> **DIRECTIVE**
Repeat, without any change, the entries presented below.

+-------+

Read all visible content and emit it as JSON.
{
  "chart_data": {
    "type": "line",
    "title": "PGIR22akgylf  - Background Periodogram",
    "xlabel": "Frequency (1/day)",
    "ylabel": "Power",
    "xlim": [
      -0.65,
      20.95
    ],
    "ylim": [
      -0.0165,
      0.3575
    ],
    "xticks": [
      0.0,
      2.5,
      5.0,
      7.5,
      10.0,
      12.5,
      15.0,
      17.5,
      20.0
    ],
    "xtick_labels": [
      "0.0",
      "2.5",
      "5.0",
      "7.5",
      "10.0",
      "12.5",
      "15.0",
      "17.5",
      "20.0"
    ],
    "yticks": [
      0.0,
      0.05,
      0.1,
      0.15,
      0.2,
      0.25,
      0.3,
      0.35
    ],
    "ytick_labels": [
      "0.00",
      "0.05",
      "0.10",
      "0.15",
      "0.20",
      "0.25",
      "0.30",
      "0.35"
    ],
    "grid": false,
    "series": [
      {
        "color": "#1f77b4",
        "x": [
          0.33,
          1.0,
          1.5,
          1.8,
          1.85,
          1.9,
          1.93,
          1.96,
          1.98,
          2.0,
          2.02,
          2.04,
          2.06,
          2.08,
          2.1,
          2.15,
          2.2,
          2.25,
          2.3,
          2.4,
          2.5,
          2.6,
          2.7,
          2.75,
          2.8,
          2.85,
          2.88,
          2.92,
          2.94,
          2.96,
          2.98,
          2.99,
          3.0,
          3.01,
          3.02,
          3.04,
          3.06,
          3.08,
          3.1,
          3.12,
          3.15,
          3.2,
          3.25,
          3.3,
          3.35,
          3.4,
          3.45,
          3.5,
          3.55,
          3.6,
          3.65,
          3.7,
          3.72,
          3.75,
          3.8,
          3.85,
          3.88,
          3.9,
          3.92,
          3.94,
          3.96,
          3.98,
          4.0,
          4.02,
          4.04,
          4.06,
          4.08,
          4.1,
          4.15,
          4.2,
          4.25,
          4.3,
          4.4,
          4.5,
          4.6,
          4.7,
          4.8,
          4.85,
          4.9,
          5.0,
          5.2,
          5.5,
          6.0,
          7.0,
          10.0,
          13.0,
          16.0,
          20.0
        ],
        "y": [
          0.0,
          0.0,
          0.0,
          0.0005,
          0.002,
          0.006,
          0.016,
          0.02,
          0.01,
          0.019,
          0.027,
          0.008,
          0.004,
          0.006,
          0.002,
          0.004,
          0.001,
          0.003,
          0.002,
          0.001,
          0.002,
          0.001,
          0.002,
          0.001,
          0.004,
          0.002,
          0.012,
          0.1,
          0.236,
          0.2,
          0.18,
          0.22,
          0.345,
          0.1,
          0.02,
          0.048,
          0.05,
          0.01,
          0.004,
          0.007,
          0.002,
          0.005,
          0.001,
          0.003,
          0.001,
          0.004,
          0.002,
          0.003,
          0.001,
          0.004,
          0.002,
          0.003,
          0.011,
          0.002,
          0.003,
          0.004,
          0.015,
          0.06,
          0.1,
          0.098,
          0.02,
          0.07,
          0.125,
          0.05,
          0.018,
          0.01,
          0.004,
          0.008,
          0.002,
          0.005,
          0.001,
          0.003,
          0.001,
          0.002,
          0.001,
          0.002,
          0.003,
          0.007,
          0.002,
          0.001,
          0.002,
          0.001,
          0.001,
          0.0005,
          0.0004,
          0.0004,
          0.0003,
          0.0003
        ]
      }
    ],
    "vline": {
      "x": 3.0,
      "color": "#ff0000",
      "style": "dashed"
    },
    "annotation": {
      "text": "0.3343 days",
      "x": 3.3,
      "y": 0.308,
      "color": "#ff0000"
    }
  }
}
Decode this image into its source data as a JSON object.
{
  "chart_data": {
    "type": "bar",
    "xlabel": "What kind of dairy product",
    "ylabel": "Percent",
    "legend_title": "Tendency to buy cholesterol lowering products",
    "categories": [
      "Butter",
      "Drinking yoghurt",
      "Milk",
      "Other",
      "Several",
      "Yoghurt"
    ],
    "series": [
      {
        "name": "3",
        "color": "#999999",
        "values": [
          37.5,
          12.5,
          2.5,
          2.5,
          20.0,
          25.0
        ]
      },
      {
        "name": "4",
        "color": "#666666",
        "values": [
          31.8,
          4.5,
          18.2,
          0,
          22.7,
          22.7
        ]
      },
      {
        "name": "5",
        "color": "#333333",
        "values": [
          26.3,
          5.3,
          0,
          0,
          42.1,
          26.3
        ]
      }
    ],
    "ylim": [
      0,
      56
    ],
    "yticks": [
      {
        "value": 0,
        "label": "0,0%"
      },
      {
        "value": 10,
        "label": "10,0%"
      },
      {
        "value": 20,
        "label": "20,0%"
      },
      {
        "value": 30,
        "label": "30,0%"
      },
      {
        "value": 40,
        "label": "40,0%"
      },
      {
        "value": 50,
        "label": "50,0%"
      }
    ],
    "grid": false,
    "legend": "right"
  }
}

+-------+

> **WRITTEN ANSWER**
Read all visible content and emit it as JSON.
{
  "chart_data": {
    "type": "line",
    "title": "PGIR22akgylf  - Background Periodogram",
    "xlabel": "Frequency (1/day)",
    "ylabel": "Power",
    "xlim": [
      -0.65,
      20.95
    ],
    "ylim": [
      -0.0165,
      0.3575
    ],
    "xticks": [
      0.0,
      2.5,
      5.0,
      7.5,
      10.0,
      12.5,
      15.0,
      17.5,
      20.0
    ],
    "xtick_labels": [
      "0.0",
      "2.5",
      "5.0",
      "7.5",
      "10.0",
      "12.5",
      "15.0",
      "17.5",
      "20.0"
    ],
    "yticks": [
      0.0,
      0.05,
      0.1,
      0.15,
      0.2,
      0.25,
      0.3,
      0.35
    ],
    "ytick_labels": [
      "0.00",
      "0.05",
      "0.10",
      "0.15",
      "0.20",
      "0.25",
      "0.30",
      "0.35"
    ],
    "grid": false,
    "series": [
      {
        "color": "#1f77b4",
        "x": [
          0.33,
          1.0,
          1.5,
          1.8,
          1.85,
          1.9,
          1.93,
          1.96,
          1.98,
          2.0,
          2.02,
          2.04,
          2.06,
          2.08,
          2.1,
          2.15,
          2.2,
          2.25,
          2.3,
          2.4,
          2.5,
          2.6,
          2.7,
          2.75,
          2.8,
          2.85,
          2.88,
          2.92,
          2.94,
          2.96,
          2.98,
          2.99,
          3.0,
          3.01,
          3.02,
          3.04,
          3.06,
          3.08,
          3.1,
          3.12,
          3.15,
          3.2,
          3.25,
          3.3,
          3.35,
          3.4,
          3.45,
          3.5,
          3.55,
          3.6,
          3.65,
          3.7,
          3.72,
          3.75,
          3.8,
          3.85,
          3.88,
          3.9,
          3.92,
          3.94,
          3.96,
          3.98,
          4.0,
          4.02,
          4.04,
          4.06,
          4.08,
          4.1,
          4.15,
          4.2,
          4.25,
          4.3,
          4.4,
          4.5,
          4.6,
          4.7,
          4.8,
          4.85,
          4.9,
          5.0,
          5.2,
          5.5,
          6.0,
          7.0,
          10.0,
          13.0,
          16.0,
          20.0
        ],
        "y": [
          0.0,
          0.0,
          0.0,
          0.0005,
          0.002,
          0.006,
          0.016,
          0.02,
          0.01,
          0.019,
          0.027,
          0.008,
          0.004,
          0.006,
          0.002,
          0.004,
          0.001,
          0.003,
          0.002,
          0.001,
          0.002,
          0.001,
          0.002,
          0.001,
          0.004,
          0.002,
          0.012,
          0.1,
          0.236,
          0.2,
          0.18,
          0.22,
          0.345,
          0.1,
          0.02,
          0.048,
          0.05,
          0.01,
          0.004,
          0.007,
          0.002,
          0.005,
          0.001,
          0.003,
          0.001,
          0.004,
          0.002,
          0.003,
          0.001,
          0.004,
          0.002,
          0.003,
          0.011,
          0.002,
          0.003,
          0.004,
          0.015,
          0.06,
          0.1,
          0.098,
          0.02,
          0.07,
          0.125,
          0.05,
          0.018,
          0.01,
          0.004,
          0.008,
          0.002,
          0.005,
          0.001,
          0.003,
          0.001,
          0.002,
          0.001,
          0.002,
          0.003,
          0.007,
          0.002,
          0.001,
          0.002,
          0.001,
          0.001,
          0.0005,
          0.0004,
          0.0004,
          0.0003,
          0.0003
        ]
      }
    ],
    "vline": {
      "x": 3.0,
      "color": "#ff0000",
      "style": "dashed"
    },
    "annotation": {
      "text": "0.3343 days",
      "x": 3.3,
      "y": 0.308,
      "color": "#ff0000"
    }
  }
}
Decode this image into its source data as a JSON object.
{
  "chart_data": {
    "type": "bar",
    "xlabel": "What kind of dairy product",
    "ylabel": "Percent",
    "legend_title": "Tendency to buy cholesterol lowering products",
    "categories": [
      "Butter",
      "Drinking yoghurt",
      "Milk",
      "Other",
      "Several",
      "Yoghurt"
    ],
    "series": [
      {
        "name": "3",
        "color": "#999999",
        "values": [
          37.5,
          12.5,
          2.5,
          2.5,
          20.0,
          25.0
        ]
      },
      {
        "name": "4",
        "color": "#666666",
        "values": [
          31.8,
          4.5,
          18.2,
          0,
          22.7,
          22.7
        ]
      },
      {
        "name": "5",
        "color": "#333333",
        "values": [
          26.3,
          5.3,
          0,
          0,
          42.1,
          26.3
        ]
      }
    ],
    "ylim": [
      0,
      56
    ],
    "yticks": [
      {
        "value": 0,
        "label": "0,0%"
      },
      {
        "value": 10,
        "label": "10,0%"
      },
      {
        "value": 20,
        "label": "20,0%"
      },
      {
        "value": 30,
        "label": "30,0%"
      },
      {
        "value": 40,
        "label": "40,0%"
      },
      {
        "value": 50,
        "label": "50,0%"
      }
    ],
    "grid": false,
    "legend": "right"
  }
}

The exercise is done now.